Passage shown:
· · · ·

The 1999 SFA season was the first regular season of the Texas Sixman Football League.

Teams
Damage, Inc., Seminoles', Wolf Pack and Vipers are all in their first year of competition.

Regular season
The first year of the SFA consisted of seven weeks from March 13, 1999, to April 30, 1999.

Week 1
March 13, 1999
Vipers 21 - Damage Inc. 12
Seminoles 33 - Wolf Pack 30

Week 2
March 20, 1999
Seminoles 38 - Damage Inc. 8
Wolf Pack 20 - Vipers 19

Week 3
March 27, 1999
Wolf Pack 20 - Damage Inc. 0
Seminoles 45 - Vipers 0

Week 4
April 10, 1999
Seminoles 33 - Wolf Pack 20
Damage Inc. 25 - Vipers 19

Week 5
April 17, 1999
Seminoles 32 - Damage Inc.0
Wolf Pack 50 - Vipers 0

Week 6
April 24, 1999
Seminoles 39 - Vipers 6
Wolf Pack 30 - Damage Inc. 7

Week 7
April 30, 1999
Seminoles 39 - Wolf Pack 6
Damage Inc. 40 - Vipers 36

Playoffs
The first year of playoffs for the SFA consisted of all the teams making it with 1 round of play before the Epler Cup championship game.

· · · ·

Work to do:
**a.** In the 1999 SFA season text, how many weeks did the regular season last?
**b.** Rewrite the 1999 SFA season text between "The 1999 SFA" and "year of competition.", inclusive, substituting "Oklahoma" for "Texas".
Answer from the text only.

· · · ·

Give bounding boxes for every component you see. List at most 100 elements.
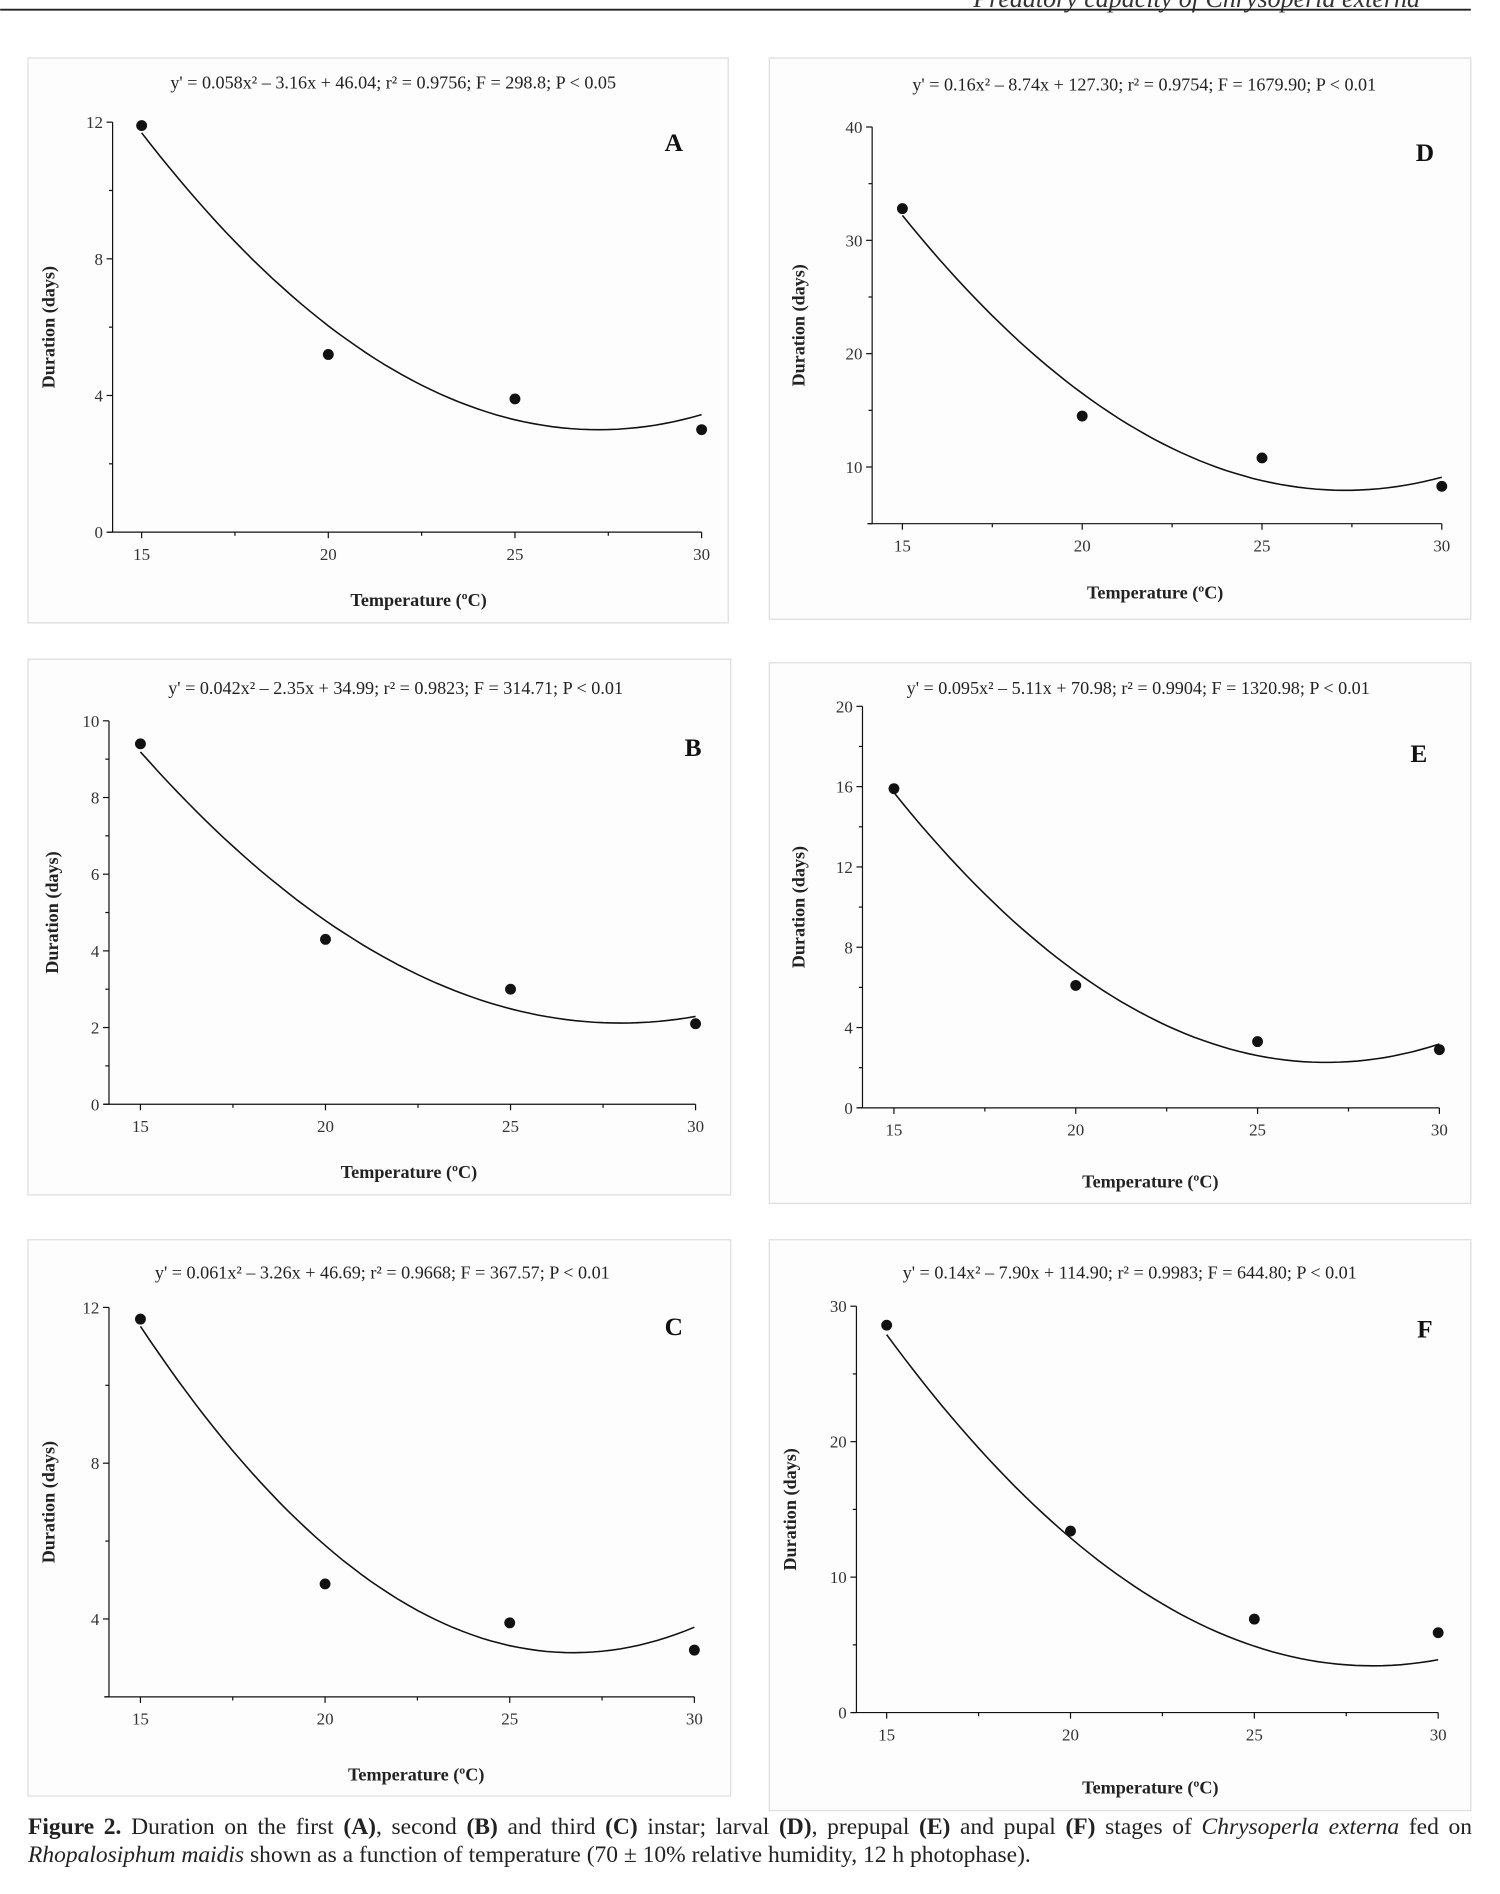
caption-text: (C) <box>605 1814 638 1840</box>
chart-panel-d: 10 20 30 40 15 20 25 30 Temperature (ºC) Duration… <box>768 57 1472 620</box>
caption-text: (A) <box>343 1814 376 1840</box>
panel-frame <box>768 57 1472 620</box>
x-tick-label: 30 <box>1433 537 1450 556</box>
y-tick-label: 10 <box>830 1568 847 1587</box>
fit-curve <box>886 1334 1439 1667</box>
caption-text: stages of <box>1095 1814 1202 1840</box>
y-tick-label: 0 <box>91 1095 99 1114</box>
data-point <box>322 349 334 360</box>
y-tick-label: 4 <box>91 942 100 961</box>
panel-letter: B <box>685 734 702 762</box>
data-point <box>504 1617 516 1629</box>
x-tick-label: 20 <box>1067 1121 1084 1140</box>
data-point <box>1432 1627 1444 1639</box>
data-point <box>1065 1525 1076 1537</box>
caption-text: and third <box>497 1814 606 1840</box>
x-tick-label: 20 <box>317 1117 334 1136</box>
x-tick-label: 30 <box>687 1117 704 1136</box>
chart-panel-f: 0 10 20 30 15 20 25 30 Temperature (ºC) Duration … <box>768 1239 1472 1812</box>
x-axis-label: Temperature (ºC) <box>348 1764 484 1785</box>
y-tick-label: 4 <box>94 387 103 406</box>
x-tick-label: 25 <box>507 545 524 564</box>
y-tick-label: 10 <box>82 712 99 731</box>
caption-text: Rhopalosiphum maidis <box>28 1842 245 1868</box>
x-tick-label: 30 <box>693 545 710 564</box>
x-tick-label: 25 <box>1249 1121 1266 1140</box>
fit-curve <box>901 214 1443 492</box>
y-axis-label: Duration (days) <box>780 1448 801 1570</box>
data-point <box>509 393 521 405</box>
caption-text: and pupal <box>950 1814 1066 1840</box>
x-tick-label: 15 <box>132 1117 149 1136</box>
caption-text: fed on <box>1399 1814 1472 1840</box>
chart-panel-c: 4 8 12 15 20 25 30 Temperature (ºC) Duration (da… <box>27 1239 732 1797</box>
caption-text: (E) <box>919 1814 951 1840</box>
chart-panel-a: 0 4 8 12 15 20 25 30 Temperature (ºC) Duration (d… <box>27 57 729 624</box>
data-point <box>881 1319 893 1331</box>
x-tick-label: 15 <box>878 1725 895 1744</box>
x-tick-label: 15 <box>885 1121 902 1140</box>
panel-frame <box>768 1239 1472 1812</box>
x-axis-label: Temperature (ºC) <box>341 1162 477 1183</box>
y-tick-label: 8 <box>844 938 852 957</box>
x-axis-label: Temperature (ºC) <box>1082 1172 1218 1193</box>
caption-text: Chrysoperla externa <box>1201 1814 1400 1840</box>
data-point <box>134 1313 146 1325</box>
data-point <box>896 203 908 215</box>
y-tick-label: 4 <box>844 1019 853 1038</box>
data-point <box>688 1644 700 1656</box>
x-tick-label: 20 <box>320 545 337 564</box>
caption-text: (F) <box>1065 1814 1096 1840</box>
y-axis-label: Duration (days) <box>788 846 809 968</box>
y-tick-label: 8 <box>94 250 102 269</box>
data-point <box>1070 979 1082 991</box>
y-tick-label: 20 <box>830 1433 847 1452</box>
data-point <box>319 1578 331 1590</box>
y-tick-label: 10 <box>846 458 863 477</box>
regression-equation: y' = 0.16x² – 8.74x + 127.30; r² = 0.975… <box>912 75 1376 95</box>
y-axis-label: Duration (days) <box>788 264 809 386</box>
data-point <box>1076 410 1088 422</box>
panel-letter: A <box>665 129 684 157</box>
x-tick-label: 15 <box>894 537 911 556</box>
data-point <box>1256 452 1268 464</box>
y-tick-label: 6 <box>91 865 99 884</box>
panel-letter: F <box>1417 1316 1433 1344</box>
x-tick-label: 25 <box>1246 1725 1263 1744</box>
y-tick-label: 30 <box>846 231 863 250</box>
panel-letter: E <box>1410 740 1427 768</box>
chart-panel-b: 0 2 4 6 8 10 15 20 25 30 Temperature (ºC) Duration … <box>27 658 732 1196</box>
y-tick-label: 0 <box>838 1704 846 1723</box>
x-tick-label: 30 <box>686 1710 703 1729</box>
y-axis-label: Duration (days) <box>42 851 63 973</box>
caption-text: , second <box>376 1814 467 1840</box>
x-tick-label: 20 <box>317 1710 334 1729</box>
x-axis-label: Temperature (ºC) <box>1087 583 1223 604</box>
fit-curve <box>141 132 702 431</box>
y-tick-label: 40 <box>846 118 863 137</box>
y-tick-label: 12 <box>836 858 853 877</box>
caption-text: Duration on the first <box>121 1814 344 1840</box>
panel-frame <box>27 57 729 624</box>
panel-frame <box>768 662 1472 1205</box>
x-tick-label: 25 <box>502 1117 519 1136</box>
y-tick-label: 12 <box>82 1298 99 1317</box>
x-tick-label: 30 <box>1430 1725 1447 1744</box>
data-point <box>136 120 148 132</box>
y-tick-label: 4 <box>91 1610 100 1629</box>
regression-equation: y' = 0.042x² – 2.35x + 34.99; r² = 0.982… <box>168 678 623 698</box>
x-tick-label: 25 <box>501 1710 518 1729</box>
data-point <box>320 933 331 945</box>
y-tick-label: 16 <box>836 778 853 797</box>
x-tick-label: 25 <box>1254 537 1271 556</box>
fit-curve <box>139 751 696 1024</box>
regression-equation: y' = 0.14x² – 7.90x + 114.90; r² = 0.998… <box>903 1262 1357 1282</box>
x-axis-label: Temperature (ºC) <box>350 590 486 611</box>
y-tick-label: 20 <box>836 697 853 716</box>
y-tick-label: 8 <box>91 789 99 808</box>
panel-letter: C <box>665 1313 683 1341</box>
y-axis-label: Duration (days) <box>39 1441 60 1563</box>
caption-text: (D) <box>778 1814 812 1840</box>
y-tick-label: 12 <box>86 113 103 132</box>
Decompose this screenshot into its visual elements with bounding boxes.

· · · ·

Responses:
**a.** Seven weeks.

**b.**
The 1999 SFA season was the first regular season of the Oklahoma Sixman Football League.

Teams
Damage, Inc., Seminoles', Wolf Pack and Vipers are all in their first year of competition.